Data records
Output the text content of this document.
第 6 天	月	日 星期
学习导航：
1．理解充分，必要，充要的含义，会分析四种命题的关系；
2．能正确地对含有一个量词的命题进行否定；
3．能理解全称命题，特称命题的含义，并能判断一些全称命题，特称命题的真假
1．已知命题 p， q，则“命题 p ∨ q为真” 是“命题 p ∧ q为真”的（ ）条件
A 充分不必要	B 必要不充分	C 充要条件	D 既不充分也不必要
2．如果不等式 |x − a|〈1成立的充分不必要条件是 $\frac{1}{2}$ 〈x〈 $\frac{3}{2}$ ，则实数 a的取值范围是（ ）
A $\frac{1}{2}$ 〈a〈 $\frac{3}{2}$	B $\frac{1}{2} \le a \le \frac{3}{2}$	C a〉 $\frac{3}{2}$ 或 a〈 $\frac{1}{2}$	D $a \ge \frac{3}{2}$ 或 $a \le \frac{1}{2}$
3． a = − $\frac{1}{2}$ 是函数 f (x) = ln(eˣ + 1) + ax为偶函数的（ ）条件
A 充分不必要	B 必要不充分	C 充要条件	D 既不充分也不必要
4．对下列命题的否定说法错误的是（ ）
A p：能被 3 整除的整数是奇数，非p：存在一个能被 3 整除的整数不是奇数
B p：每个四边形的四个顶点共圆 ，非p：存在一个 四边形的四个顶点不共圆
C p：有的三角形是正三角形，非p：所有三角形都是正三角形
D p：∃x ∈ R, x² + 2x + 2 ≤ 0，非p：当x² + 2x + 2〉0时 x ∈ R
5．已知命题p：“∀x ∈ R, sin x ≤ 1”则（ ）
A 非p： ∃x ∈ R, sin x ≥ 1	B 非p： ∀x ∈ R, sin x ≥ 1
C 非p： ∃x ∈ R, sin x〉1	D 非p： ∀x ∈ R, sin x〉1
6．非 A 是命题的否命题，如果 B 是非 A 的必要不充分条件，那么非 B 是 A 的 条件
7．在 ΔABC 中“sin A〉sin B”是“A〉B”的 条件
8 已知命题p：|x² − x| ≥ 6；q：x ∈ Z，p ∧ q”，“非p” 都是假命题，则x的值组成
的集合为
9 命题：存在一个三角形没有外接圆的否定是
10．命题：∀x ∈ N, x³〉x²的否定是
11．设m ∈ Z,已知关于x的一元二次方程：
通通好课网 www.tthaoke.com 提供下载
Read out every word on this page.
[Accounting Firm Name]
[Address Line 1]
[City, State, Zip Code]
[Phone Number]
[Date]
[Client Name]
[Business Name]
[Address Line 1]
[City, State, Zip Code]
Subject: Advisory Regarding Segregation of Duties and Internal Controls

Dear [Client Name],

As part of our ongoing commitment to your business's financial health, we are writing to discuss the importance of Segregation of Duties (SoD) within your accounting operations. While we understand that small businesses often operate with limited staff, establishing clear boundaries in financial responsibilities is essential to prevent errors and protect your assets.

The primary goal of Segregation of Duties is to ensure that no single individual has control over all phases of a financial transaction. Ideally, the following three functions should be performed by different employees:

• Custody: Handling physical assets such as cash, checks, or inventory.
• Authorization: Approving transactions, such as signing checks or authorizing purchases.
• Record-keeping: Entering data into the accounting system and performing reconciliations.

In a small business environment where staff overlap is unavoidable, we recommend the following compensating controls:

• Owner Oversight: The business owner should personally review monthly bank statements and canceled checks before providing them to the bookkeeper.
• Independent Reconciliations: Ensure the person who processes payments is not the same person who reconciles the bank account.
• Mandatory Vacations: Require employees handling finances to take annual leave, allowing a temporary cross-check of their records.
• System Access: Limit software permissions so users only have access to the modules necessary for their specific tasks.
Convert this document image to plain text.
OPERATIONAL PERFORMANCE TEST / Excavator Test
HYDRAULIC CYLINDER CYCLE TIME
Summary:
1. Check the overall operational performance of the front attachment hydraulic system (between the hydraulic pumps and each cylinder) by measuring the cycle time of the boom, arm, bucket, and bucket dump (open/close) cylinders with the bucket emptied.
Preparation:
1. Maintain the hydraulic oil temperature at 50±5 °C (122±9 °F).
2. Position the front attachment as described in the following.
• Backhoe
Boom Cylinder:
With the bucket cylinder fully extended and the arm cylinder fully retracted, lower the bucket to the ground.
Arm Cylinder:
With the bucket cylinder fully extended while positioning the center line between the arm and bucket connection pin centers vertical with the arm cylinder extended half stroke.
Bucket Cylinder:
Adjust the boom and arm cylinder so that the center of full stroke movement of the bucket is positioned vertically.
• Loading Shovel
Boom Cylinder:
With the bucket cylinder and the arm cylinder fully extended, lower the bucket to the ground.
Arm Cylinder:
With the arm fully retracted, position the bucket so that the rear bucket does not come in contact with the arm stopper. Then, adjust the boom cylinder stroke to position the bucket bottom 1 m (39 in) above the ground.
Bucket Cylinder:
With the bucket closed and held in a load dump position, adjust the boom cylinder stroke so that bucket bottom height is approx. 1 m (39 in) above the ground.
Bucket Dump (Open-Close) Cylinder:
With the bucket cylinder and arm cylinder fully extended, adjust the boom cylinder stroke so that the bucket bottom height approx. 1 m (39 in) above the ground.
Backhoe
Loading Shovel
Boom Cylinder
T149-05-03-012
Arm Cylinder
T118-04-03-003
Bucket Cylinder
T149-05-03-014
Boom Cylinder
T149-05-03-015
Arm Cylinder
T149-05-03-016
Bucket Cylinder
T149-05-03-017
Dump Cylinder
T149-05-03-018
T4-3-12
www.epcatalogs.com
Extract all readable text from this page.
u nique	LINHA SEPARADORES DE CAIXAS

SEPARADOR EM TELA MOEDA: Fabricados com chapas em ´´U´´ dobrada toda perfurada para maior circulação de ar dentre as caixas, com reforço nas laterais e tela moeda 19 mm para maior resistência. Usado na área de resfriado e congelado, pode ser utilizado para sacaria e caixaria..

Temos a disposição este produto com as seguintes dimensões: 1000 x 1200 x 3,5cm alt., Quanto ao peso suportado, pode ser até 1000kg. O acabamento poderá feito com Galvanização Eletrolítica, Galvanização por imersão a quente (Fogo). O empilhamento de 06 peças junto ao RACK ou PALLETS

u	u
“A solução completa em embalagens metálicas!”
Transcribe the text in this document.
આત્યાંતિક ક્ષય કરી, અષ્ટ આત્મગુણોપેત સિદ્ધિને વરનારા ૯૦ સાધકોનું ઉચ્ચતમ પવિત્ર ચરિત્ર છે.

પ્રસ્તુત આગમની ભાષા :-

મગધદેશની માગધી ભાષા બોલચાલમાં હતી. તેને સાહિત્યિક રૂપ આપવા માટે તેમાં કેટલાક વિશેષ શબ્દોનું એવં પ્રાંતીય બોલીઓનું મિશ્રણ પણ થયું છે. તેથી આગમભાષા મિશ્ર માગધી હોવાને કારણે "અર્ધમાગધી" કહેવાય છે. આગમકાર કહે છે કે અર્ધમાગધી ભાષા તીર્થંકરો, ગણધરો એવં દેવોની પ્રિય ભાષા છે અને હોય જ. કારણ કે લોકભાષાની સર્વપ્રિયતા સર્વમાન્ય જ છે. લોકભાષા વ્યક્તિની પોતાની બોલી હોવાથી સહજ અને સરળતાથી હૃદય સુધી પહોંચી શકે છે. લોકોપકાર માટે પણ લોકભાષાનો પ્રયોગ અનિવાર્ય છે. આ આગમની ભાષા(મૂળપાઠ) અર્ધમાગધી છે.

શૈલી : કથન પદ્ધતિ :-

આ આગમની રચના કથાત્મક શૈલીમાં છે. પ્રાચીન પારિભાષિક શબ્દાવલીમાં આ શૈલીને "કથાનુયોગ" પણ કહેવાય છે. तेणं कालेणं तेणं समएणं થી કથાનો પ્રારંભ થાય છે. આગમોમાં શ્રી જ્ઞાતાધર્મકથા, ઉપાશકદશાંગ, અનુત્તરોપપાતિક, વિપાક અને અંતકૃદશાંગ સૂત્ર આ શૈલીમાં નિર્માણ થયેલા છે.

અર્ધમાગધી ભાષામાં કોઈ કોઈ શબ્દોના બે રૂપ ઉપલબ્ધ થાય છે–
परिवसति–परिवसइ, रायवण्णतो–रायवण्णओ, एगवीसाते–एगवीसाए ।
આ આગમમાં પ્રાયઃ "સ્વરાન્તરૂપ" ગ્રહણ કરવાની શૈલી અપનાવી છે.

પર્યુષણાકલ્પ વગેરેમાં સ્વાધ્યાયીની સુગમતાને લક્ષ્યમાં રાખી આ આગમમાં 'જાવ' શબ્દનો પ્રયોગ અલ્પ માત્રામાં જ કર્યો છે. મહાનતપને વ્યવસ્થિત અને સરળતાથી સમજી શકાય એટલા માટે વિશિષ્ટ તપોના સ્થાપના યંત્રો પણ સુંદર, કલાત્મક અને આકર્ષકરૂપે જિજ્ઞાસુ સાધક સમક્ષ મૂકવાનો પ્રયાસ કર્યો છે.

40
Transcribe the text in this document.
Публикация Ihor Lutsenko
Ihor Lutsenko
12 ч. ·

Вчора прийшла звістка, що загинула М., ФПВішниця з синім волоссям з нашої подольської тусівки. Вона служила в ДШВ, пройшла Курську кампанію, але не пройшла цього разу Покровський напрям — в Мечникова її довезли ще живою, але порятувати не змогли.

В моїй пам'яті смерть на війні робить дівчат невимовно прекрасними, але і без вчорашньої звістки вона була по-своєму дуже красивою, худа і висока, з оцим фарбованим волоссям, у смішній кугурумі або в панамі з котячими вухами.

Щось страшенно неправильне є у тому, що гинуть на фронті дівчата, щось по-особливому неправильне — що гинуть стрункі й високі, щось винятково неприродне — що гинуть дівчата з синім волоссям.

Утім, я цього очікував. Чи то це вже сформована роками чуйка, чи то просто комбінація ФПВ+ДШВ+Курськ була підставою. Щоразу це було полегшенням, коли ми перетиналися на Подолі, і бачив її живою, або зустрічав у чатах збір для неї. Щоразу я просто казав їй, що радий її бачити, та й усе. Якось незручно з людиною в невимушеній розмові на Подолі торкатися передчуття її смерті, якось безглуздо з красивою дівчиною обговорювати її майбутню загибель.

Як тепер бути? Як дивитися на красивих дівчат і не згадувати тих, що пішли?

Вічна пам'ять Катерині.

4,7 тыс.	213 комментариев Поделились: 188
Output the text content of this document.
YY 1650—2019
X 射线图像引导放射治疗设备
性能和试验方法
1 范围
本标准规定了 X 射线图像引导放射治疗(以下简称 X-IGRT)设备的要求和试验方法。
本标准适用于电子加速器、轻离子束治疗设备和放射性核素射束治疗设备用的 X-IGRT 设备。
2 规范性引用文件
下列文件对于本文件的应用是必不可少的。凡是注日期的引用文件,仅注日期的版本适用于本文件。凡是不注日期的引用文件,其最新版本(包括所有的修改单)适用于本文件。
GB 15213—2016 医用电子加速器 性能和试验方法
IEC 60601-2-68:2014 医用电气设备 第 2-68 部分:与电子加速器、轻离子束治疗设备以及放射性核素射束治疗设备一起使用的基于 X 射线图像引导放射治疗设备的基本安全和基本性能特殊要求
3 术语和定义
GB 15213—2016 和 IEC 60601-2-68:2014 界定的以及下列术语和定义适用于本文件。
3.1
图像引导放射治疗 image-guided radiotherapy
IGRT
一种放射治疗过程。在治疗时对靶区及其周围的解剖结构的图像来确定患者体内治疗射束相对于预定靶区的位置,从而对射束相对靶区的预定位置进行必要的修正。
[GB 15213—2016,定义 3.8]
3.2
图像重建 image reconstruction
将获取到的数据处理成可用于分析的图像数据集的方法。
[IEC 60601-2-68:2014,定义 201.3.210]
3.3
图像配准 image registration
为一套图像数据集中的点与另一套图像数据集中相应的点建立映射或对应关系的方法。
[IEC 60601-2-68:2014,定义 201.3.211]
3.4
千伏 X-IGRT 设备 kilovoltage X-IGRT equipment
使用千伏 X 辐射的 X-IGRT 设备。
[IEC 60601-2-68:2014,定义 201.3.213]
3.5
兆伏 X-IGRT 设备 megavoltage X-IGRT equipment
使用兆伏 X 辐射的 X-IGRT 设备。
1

YOUR INSTRUCTIONS: Work out how many lines of the data hold the string "Ihor". Reply with that number alone.

THE REPLY: 2